Raw records —

·····

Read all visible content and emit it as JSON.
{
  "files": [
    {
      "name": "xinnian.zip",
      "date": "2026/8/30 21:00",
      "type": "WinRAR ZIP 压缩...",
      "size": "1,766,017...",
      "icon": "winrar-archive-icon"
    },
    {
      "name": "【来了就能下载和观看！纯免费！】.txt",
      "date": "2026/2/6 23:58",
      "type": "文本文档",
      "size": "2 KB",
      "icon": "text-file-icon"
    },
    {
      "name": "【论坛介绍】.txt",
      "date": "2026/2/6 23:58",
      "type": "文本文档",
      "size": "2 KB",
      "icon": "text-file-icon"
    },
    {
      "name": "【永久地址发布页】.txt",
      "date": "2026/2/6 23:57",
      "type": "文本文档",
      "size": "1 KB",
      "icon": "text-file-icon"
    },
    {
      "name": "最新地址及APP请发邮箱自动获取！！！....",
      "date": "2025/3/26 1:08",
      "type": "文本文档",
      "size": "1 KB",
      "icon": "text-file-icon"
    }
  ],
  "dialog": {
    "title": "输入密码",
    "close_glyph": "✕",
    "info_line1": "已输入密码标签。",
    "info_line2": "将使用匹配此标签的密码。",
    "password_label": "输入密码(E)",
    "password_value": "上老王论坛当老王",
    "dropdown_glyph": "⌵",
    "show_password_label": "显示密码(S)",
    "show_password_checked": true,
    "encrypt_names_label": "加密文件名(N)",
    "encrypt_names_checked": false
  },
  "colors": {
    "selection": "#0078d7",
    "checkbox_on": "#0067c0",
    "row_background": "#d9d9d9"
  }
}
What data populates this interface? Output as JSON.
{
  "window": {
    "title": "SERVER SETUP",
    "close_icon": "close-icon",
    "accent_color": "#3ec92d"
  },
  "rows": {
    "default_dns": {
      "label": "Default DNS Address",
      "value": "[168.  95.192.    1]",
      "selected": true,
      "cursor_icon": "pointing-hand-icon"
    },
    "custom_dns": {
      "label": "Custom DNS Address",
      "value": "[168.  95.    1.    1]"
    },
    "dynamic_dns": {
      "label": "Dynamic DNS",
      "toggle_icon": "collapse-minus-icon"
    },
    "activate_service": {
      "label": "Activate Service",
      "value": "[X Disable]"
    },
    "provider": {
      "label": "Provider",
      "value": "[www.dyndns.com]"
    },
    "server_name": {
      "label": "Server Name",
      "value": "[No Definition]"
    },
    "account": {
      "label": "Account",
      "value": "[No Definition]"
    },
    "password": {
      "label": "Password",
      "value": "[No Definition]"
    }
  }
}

·····

Work required — From the data above, gather every line that includes the word "true".

Solution to the problem —
    "show_password_checked": true,
      "selected": true,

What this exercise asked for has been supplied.